▶ Written instruction
Copy the records below exactly, leaving out every picture.
--- start Working data ---
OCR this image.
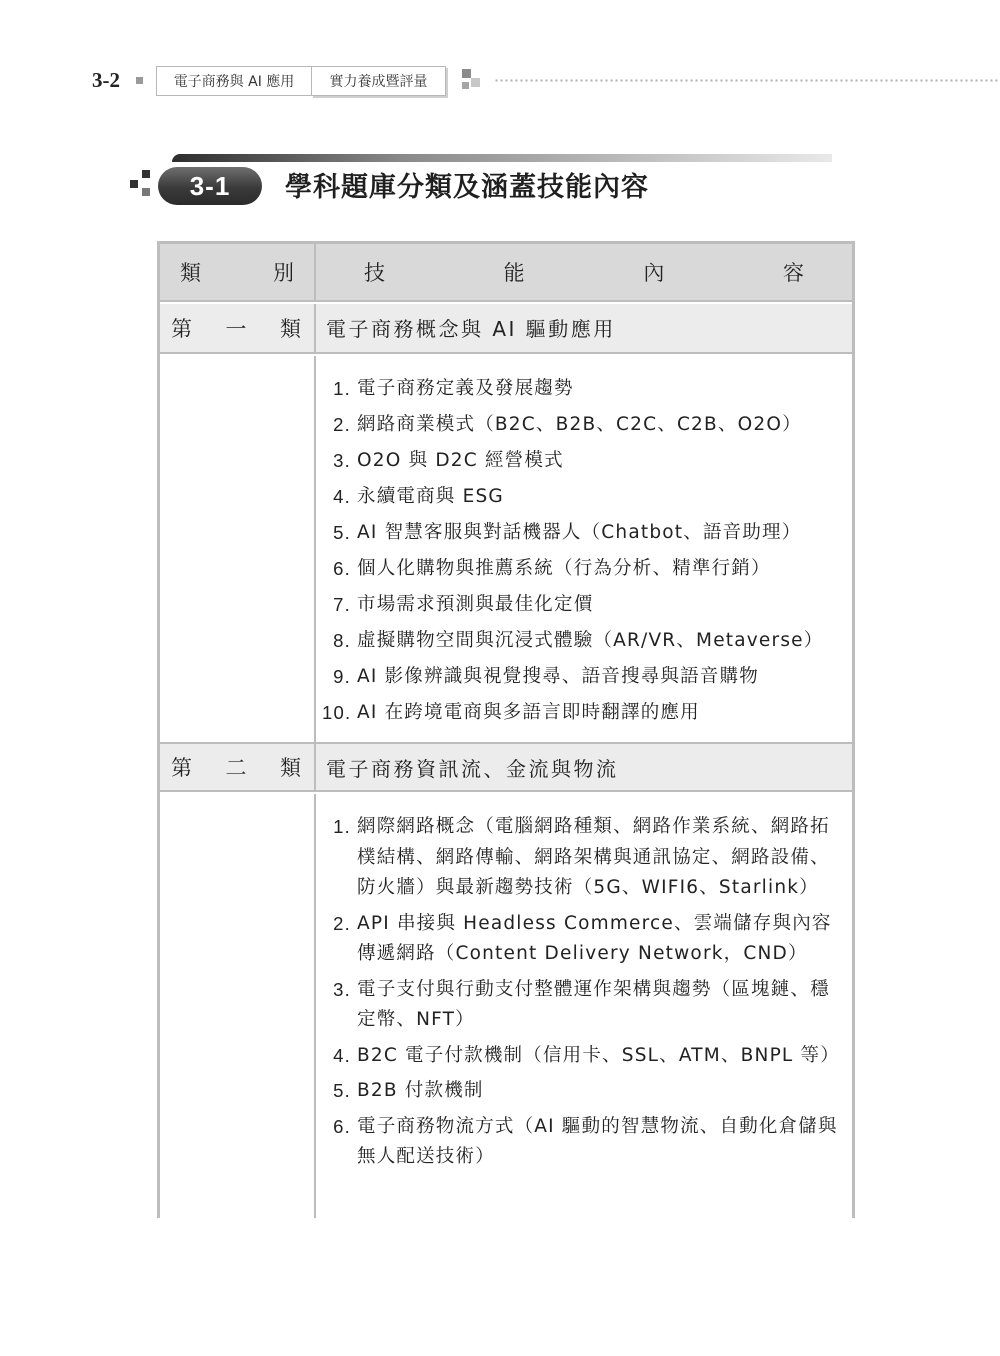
3-2	電子商務與 AI 應用	實力養成暨評量
3-1	學科題庫分類及涵蓋技能內容
類	別	技	能	內	容
第 一 類 電子商務概念與 AI 驅動應用
1. 電子商務定義及發展趨勢
2. 網路商業模式（B2C、B2B、C2C、C2B、O2O）
3. O2O 與 D2C 經營模式
4. 永續電商與 ESG
5. AI 智慧客服與對話機器人（Chatbot、語音助理）
6. 個人化購物與推薦系統（行為分析、精準行銷）
7. 市場需求預測與最佳化定價
8. 虛擬購物空間與沉浸式體驗（AR/VR、Metaverse）
9. AI 影像辨識與視覺搜尋、語音搜尋與語音購物
10. AI 在跨境電商與多語言即時翻譯的應用
第 二 類 電子商務資訊流、金流與物流
1. 網際網路概念（電腦網路種類、網路作業系統、網路拓樸結構、網路傳輸、網路架構與通訊協定、網路設備、防火牆）與最新趨勢技術（5G、WIFI6、Starlink）
2. API 串接與 Headless Commerce、雲端儲存與內容傳遞網路（Content Delivery Network，CND）
3. 電子支付與行動支付整體運作架構與趨勢（區塊鏈、穩定幣、NFT）
4. B2C 電子付款機制（信用卡、SSL、ATM、BNPL 等）
5. B2B 付款機制
6. 電子商務物流方式（AI 驅動的智慧物流、自動化倉儲與無人配送技術）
--- end Working data ---
▶ Task output
OCR this image.
3-2	電子商務與 AI 應用	實力養成暨評量
3-1	學科題庫分類及涵蓋技能內容
類	別	技	能	內	容
第 一 類 電子商務概念與 AI 驅動應用
1. 電子商務定義及發展趨勢
2. 網路商業模式（B2C、B2B、C2C、C2B、O2O）
3. O2O 與 D2C 經營模式
4. 永續電商與 ESG
5. AI 智慧客服與對話機器人（Chatbot、語音助理）
6. 個人化購物與推薦系統（行為分析、精準行銷）
7. 市場需求預測與最佳化定價
8. 虛擬購物空間與沉浸式體驗（AR/VR、Metaverse）
9. AI 影像辨識與視覺搜尋、語音搜尋與語音購物
10. AI 在跨境電商與多語言即時翻譯的應用
第 二 類 電子商務資訊流、金流與物流
1. 網際網路概念（電腦網路種類、網路作業系統、網路拓樸結構、網路傳輸、網路架構與通訊協定、網路設備、防火牆）與最新趨勢技術（5G、WIFI6、Starlink）
2. API 串接與 Headless Commerce、雲端儲存與內容傳遞網路（Content Delivery Network，CND）
3. 電子支付與行動支付整體運作架構與趨勢（區塊鏈、穩定幣、NFT）
4. B2C 電子付款機制（信用卡、SSL、ATM、BNPL 等）
5. B2B 付款機制
6. 電子商務物流方式（AI 驅動的智慧物流、自動化倉儲與無人配送技術）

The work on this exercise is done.